* Start DATASET EXCERPTS *

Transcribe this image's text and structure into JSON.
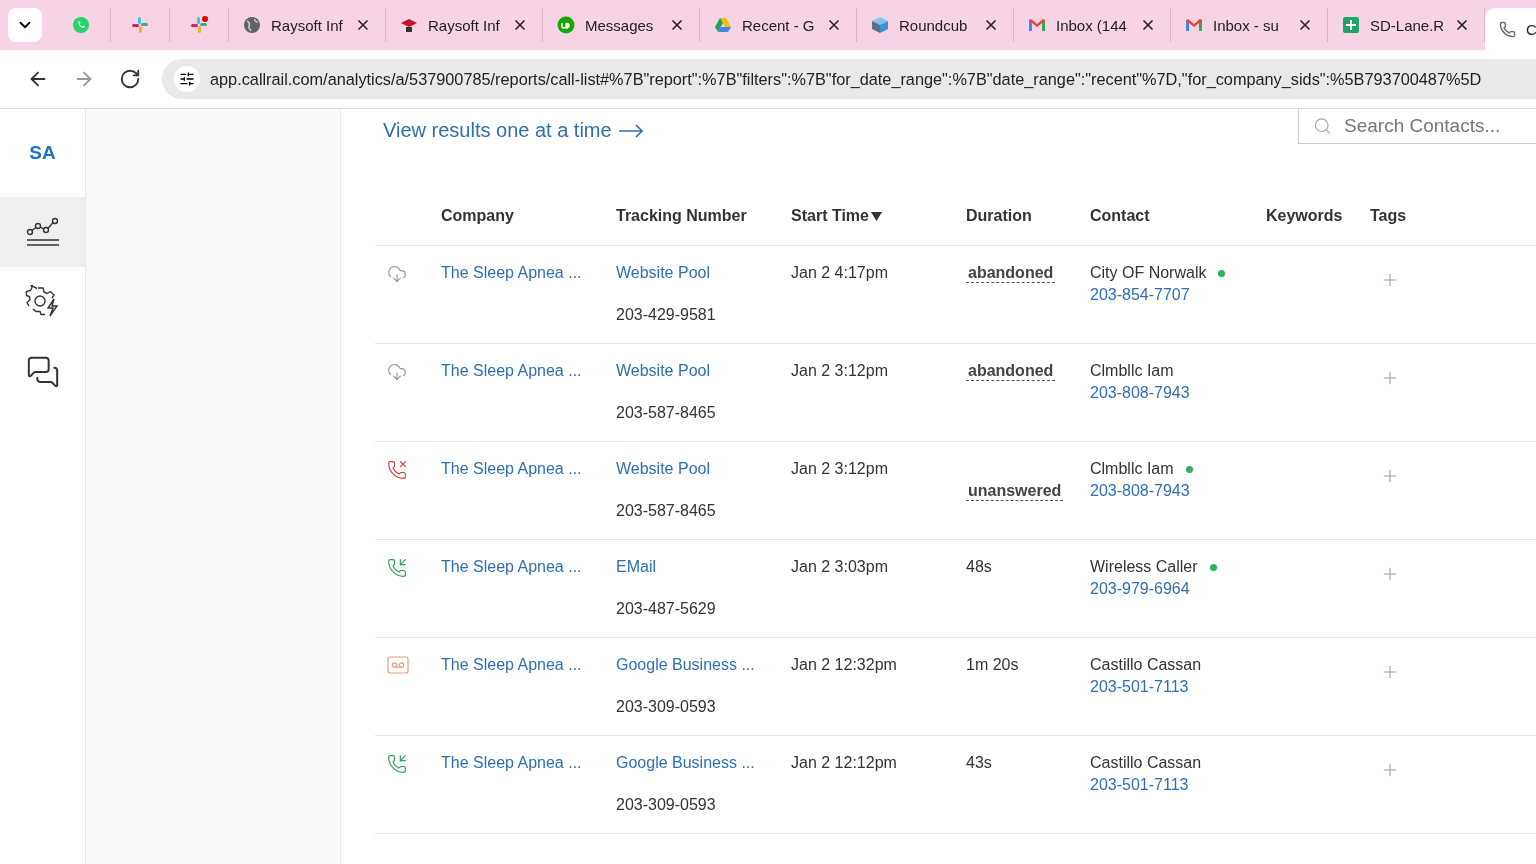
{
  "browser": {
    "tabs": [
      {
        "kind": "whatsapp",
        "selected": false
      },
      {
        "kind": "slack",
        "selected": false
      },
      {
        "kind": "slack-dot",
        "selected": false
      },
      {
        "kind": "globe",
        "title": "Raysoft Inf",
        "selected": false
      },
      {
        "kind": "cap",
        "title": "Raysoft Inf",
        "selected": false
      },
      {
        "kind": "upwork",
        "title": "Messages",
        "selected": false
      },
      {
        "kind": "drive",
        "title": "Recent - G",
        "selected": false
      },
      {
        "kind": "cube",
        "title": "Roundcub",
        "selected": false
      },
      {
        "kind": "mail",
        "title": "Inbox (144",
        "selected": false
      },
      {
        "kind": "mail",
        "title": "Inbox - su",
        "selected": false
      },
      {
        "kind": "sheet",
        "title": "SD-Lane.R",
        "selected": false
      },
      {
        "kind": "phone",
        "title": "C",
        "selected": true
      }
    ],
    "nav_buttons": [
      {
        "kind": "back",
        "disabled": false
      },
      {
        "kind": "forward",
        "disabled": true
      },
      {
        "kind": "reload",
        "disabled": false
      }
    ],
    "url": "app.callrail.com/analytics/a/537900785/reports/call-list#%7B\"report\":%7B\"filters\":%7B\"for_date_range\":%7B\"date_range\":\"recent\"%7D,\"for_company_sids\":%5B793700487%5D"
  },
  "nav": {
    "initials": "SA",
    "items": [
      {
        "kind": "chart",
        "selected": true
      },
      {
        "kind": "gear-bolt",
        "selected": false
      },
      {
        "kind": "chat",
        "selected": false
      }
    ]
  },
  "link": "View results one at a time",
  "search": {
    "placeholder": "Search Contacts..."
  },
  "table": {
    "columns": [
      {
        "label": "Company",
        "sorted": false
      },
      {
        "label": "Tracking Number",
        "sorted": false
      },
      {
        "label": "Start Time",
        "sorted": true
      },
      {
        "label": "Duration",
        "sorted": false
      },
      {
        "label": "Contact",
        "sorted": false
      },
      {
        "label": "Keywords",
        "sorted": false
      },
      {
        "label": "Tags",
        "sorted": false
      }
    ],
    "rows": [
      {
        "kind": "abandoned",
        "company": "The Sleep Apnea ...",
        "source": "Website Pool",
        "number": "203-429-9581",
        "start_time": "Jan 2 4:17pm",
        "duration": {
          "kind": "status",
          "text": "abandoned"
        },
        "contact": "City OF Norwalk",
        "online": true,
        "phone": "203-854-7707"
      },
      {
        "kind": "abandoned",
        "company": "The Sleep Apnea ...",
        "source": "Website Pool",
        "number": "203-587-8465",
        "start_time": "Jan 2 3:12pm",
        "duration": {
          "kind": "status",
          "text": "abandoned"
        },
        "contact": "Clmbllc Iam",
        "online": false,
        "phone": "203-808-7943"
      },
      {
        "kind": "missed",
        "company": "The Sleep Apnea ...",
        "source": "Website Pool",
        "number": "203-587-8465",
        "start_time": "Jan 2 3:12pm",
        "duration": {
          "kind": "status-low",
          "text": "unanswered"
        },
        "contact": "Clmbllc Iam",
        "online": true,
        "phone": "203-808-7943"
      },
      {
        "kind": "inbound",
        "company": "The Sleep Apnea ...",
        "source": "EMail",
        "number": "203-487-5629",
        "start_time": "Jan 2 3:03pm",
        "duration": {
          "kind": "time",
          "text": "48s"
        },
        "contact": "Wireless Caller",
        "online": true,
        "phone": "203-979-6964"
      },
      {
        "kind": "voicemail",
        "company": "The Sleep Apnea ...",
        "source": "Google Business ...",
        "number": "203-309-0593",
        "start_time": "Jan 2 12:32pm",
        "duration": {
          "kind": "time",
          "text": "1m 20s"
        },
        "contact": "Castillo Cassan",
        "online": false,
        "phone": "203-501-7113"
      },
      {
        "kind": "inbound",
        "company": "The Sleep Apnea ...",
        "source": "Google Business ...",
        "number": "203-309-0593",
        "start_time": "Jan 2 12:12pm",
        "duration": {
          "kind": "time",
          "text": "43s"
        },
        "contact": "Castillo Cassan",
        "online": false,
        "phone": "203-501-7113"
      }
    ]
  }
}
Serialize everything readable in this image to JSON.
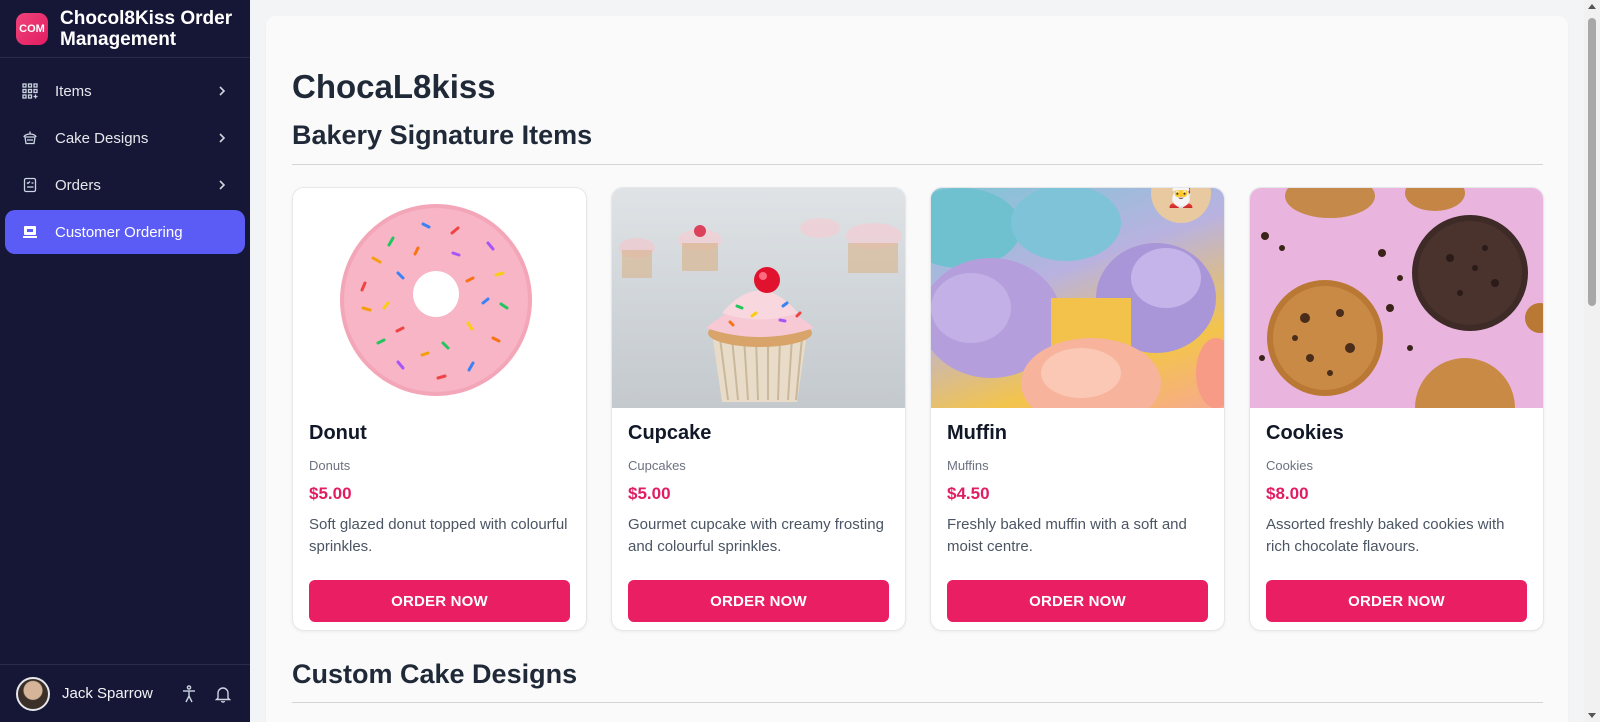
{
  "app": {
    "logo_text": "COM",
    "title": "Chocol8Kiss Order Management"
  },
  "sidebar": {
    "items": [
      {
        "label": "Items",
        "icon": "grid-icon"
      },
      {
        "label": "Cake Designs",
        "icon": "cake-icon"
      },
      {
        "label": "Orders",
        "icon": "clipboard-icon"
      },
      {
        "label": "Customer Ordering",
        "icon": "storefront-icon"
      }
    ],
    "user": {
      "name": "Jack Sparrow"
    }
  },
  "main": {
    "page_title": "ChocaL8kiss",
    "sections": [
      {
        "title": "Bakery Signature Items"
      },
      {
        "title": "Custom Cake Designs"
      }
    ],
    "products": [
      {
        "name": "Donut",
        "category": "Donuts",
        "price": "$5.00",
        "description": "Soft glazed donut topped with colourful sprinkles.",
        "button": "ORDER NOW"
      },
      {
        "name": "Cupcake",
        "category": "Cupcakes",
        "price": "$5.00",
        "description": "Gourmet cupcake with creamy frosting and colourful sprinkles.",
        "button": "ORDER NOW"
      },
      {
        "name": "Muffin",
        "category": "Muffins",
        "price": "$4.50",
        "description": "Freshly baked muffin with a soft and moist centre.",
        "button": "ORDER NOW"
      },
      {
        "name": "Cookies",
        "category": "Cookies",
        "price": "$8.00",
        "description": "Assorted freshly baked cookies with rich chocolate flavours.",
        "button": "ORDER NOW"
      }
    ]
  },
  "colors": {
    "sidebar_bg": "#161637",
    "active_nav": "#5b5bf6",
    "accent": "#e91e63",
    "price": "#e11d62"
  }
}
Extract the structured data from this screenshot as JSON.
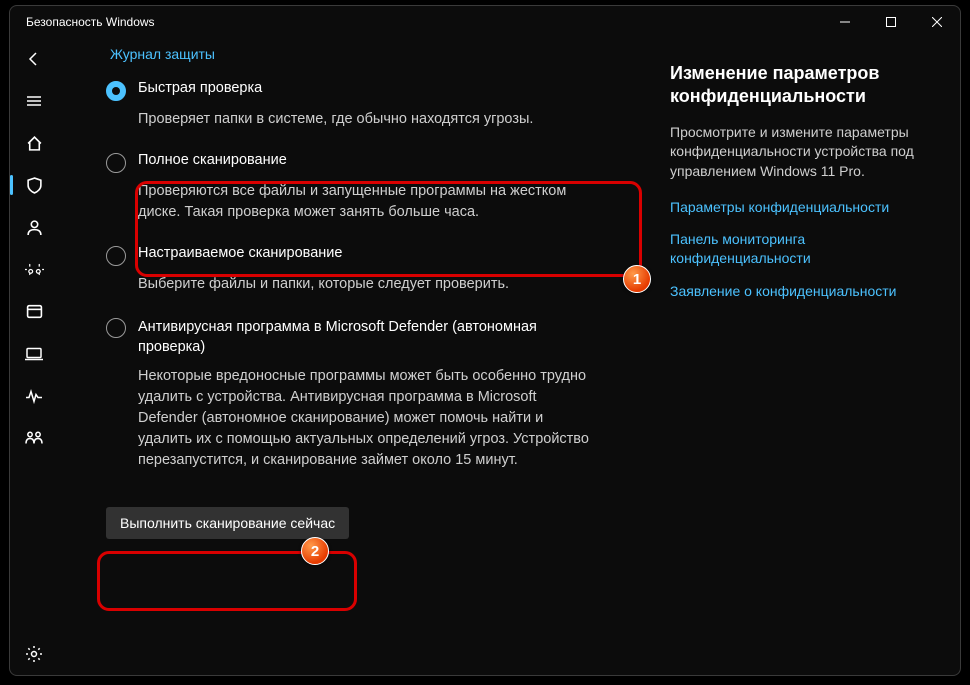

* End DATASET EXCERPTS *

=== EXERCISE REQUIREMENTS ===
Every entry must be written out exactly, with all pictures left out.

=== SOLUTION TO THIS PROBLEM ===
Transcribe this image's text and structure into JSON.
{
  "browser": {
    "tabs": [
      {
        "kind": "whatsapp",
        "selected": false
      },
      {
        "kind": "slack",
        "selected": false
      },
      {
        "kind": "slack-dot",
        "selected": false
      },
      {
        "kind": "globe",
        "title": "Raysoft Inf",
        "selected": false
      },
      {
        "kind": "cap",
        "title": "Raysoft Inf",
        "selected": false
      },
      {
        "kind": "upwork",
        "title": "Messages",
        "selected": false
      },
      {
        "kind": "drive",
        "title": "Recent - G",
        "selected": false
      },
      {
        "kind": "cube",
        "title": "Roundcub",
        "selected": false
      },
      {
        "kind": "mail",
        "title": "Inbox (144",
        "selected": false
      },
      {
        "kind": "mail",
        "title": "Inbox - su",
        "selected": false
      },
      {
        "kind": "sheet",
        "title": "SD-Lane.R",
        "selected": false
      },
      {
        "kind": "phone",
        "title": "C",
        "selected": true
      }
    ],
    "nav_buttons": [
      {
        "kind": "back",
        "disabled": false
      },
      {
        "kind": "forward",
        "disabled": true
      },
      {
        "kind": "reload",
        "disabled": false
      }
    ],
    "url": "app.callrail.com/analytics/a/537900785/reports/call-list#%7B\"report\":%7B\"filters\":%7B\"for_date_range\":%7B\"date_range\":\"recent\"%7D,\"for_company_sids\":%5B793700487%5D"
  },
  "nav": {
    "initials": "SA",
    "items": [
      {
        "kind": "chart",
        "selected": true
      },
      {
        "kind": "gear-bolt",
        "selected": false
      },
      {
        "kind": "chat",
        "selected": false
      }
    ]
  },
  "link": "View results one at a time",
  "search": {
    "placeholder": "Search Contacts..."
  },
  "table": {
    "columns": [
      {
        "label": "Company",
        "sorted": false
      },
      {
        "label": "Tracking Number",
        "sorted": false
      },
      {
        "label": "Start Time",
        "sorted": true
      },
      {
        "label": "Duration",
        "sorted": false
      },
      {
        "label": "Contact",
        "sorted": false
      },
      {
        "label": "Keywords",
        "sorted": false
      },
      {
        "label": "Tags",
        "sorted": false
      }
    ],
    "rows": [
      {
        "kind": "abandoned",
        "company": "The Sleep Apnea ...",
        "source": "Website Pool",
        "number": "203-429-9581",
        "start_time": "Jan 2 4:17pm",
        "duration": {
          "kind": "status",
          "text": "abandoned"
        },
        "contact": "City OF Norwalk",
        "online": true,
        "phone": "203-854-7707"
      },
      {
        "kind": "abandoned",
        "company": "The Sleep Apnea ...",
        "source": "Website Pool",
        "number": "203-587-8465",
        "start_time": "Jan 2 3:12pm",
        "duration": {
          "kind": "status",
          "text": "abandoned"
        },
        "contact": "Clmbllc Iam",
        "online": false,
        "phone": "203-808-7943"
      },
      {
        "kind": "missed",
        "company": "The Sleep Apnea ...",
        "source": "Website Pool",
        "number": "203-587-8465",
        "start_time": "Jan 2 3:12pm",
        "duration": {
          "kind": "status-low",
          "text": "unanswered"
        },
        "contact": "Clmbllc Iam",
        "online": true,
        "phone": "203-808-7943"
      },
      {
        "kind": "inbound",
        "company": "The Sleep Apnea ...",
        "source": "EMail",
        "number": "203-487-5629",
        "start_time": "Jan 2 3:03pm",
        "duration": {
          "kind": "time",
          "text": "48s"
        },
        "contact": "Wireless Caller",
        "online": true,
        "phone": "203-979-6964"
      },
      {
        "kind": "voicemail",
        "company": "The Sleep Apnea ...",
        "source": "Google Business ...",
        "number": "203-309-0593",
        "start_time": "Jan 2 12:32pm",
        "duration": {
          "kind": "time",
          "text": "1m 20s"
        },
        "contact": "Castillo Cassan",
        "online": false,
        "phone": "203-501-7113"
      },
      {
        "kind": "inbound",
        "company": "The Sleep Apnea ...",
        "source": "Google Business ...",
        "number": "203-309-0593",
        "start_time": "Jan 2 12:12pm",
        "duration": {
          "kind": "time",
          "text": "43s"
        },
        "contact": "Castillo Cassan",
        "online": false,
        "phone": "203-501-7113"
      }
    ]
  }
}
Serialize everything readable in this image to JSON.
{
  "app": {
    "logo_text": "COM",
    "title": "Chocol8Kiss Order Management"
  },
  "sidebar": {
    "items": [
      {
        "label": "Items",
        "icon": "grid-icon"
      },
      {
        "label": "Cake Designs",
        "icon": "cake-icon"
      },
      {
        "label": "Orders",
        "icon": "clipboard-icon"
      },
      {
        "label": "Customer Ordering",
        "icon": "storefront-icon"
      }
    ],
    "user": {
      "name": "Jack Sparrow"
    }
  },
  "main": {
    "page_title": "ChocaL8kiss",
    "sections": [
      {
        "title": "Bakery Signature Items"
      },
      {
        "title": "Custom Cake Designs"
      }
    ],
    "products": [
      {
        "name": "Donut",
        "category": "Donuts",
        "price": "$5.00",
        "description": "Soft glazed donut topped with colourful sprinkles.",
        "button": "ORDER NOW"
      },
      {
        "name": "Cupcake",
        "category": "Cupcakes",
        "price": "$5.00",
        "description": "Gourmet cupcake with creamy frosting and colourful sprinkles.",
        "button": "ORDER NOW"
      },
      {
        "name": "Muffin",
        "category": "Muffins",
        "price": "$4.50",
        "description": "Freshly baked muffin with a soft and moist centre.",
        "button": "ORDER NOW"
      },
      {
        "name": "Cookies",
        "category": "Cookies",
        "price": "$8.00",
        "description": "Assorted freshly baked cookies with rich chocolate flavours.",
        "button": "ORDER NOW"
      }
    ]
  },
  "colors": {
    "sidebar_bg": "#161637",
    "active_nav": "#5b5bf6",
    "accent": "#e91e63",
    "price": "#e11d62"
  }
}
Extract the structured data from this screenshot as JSON.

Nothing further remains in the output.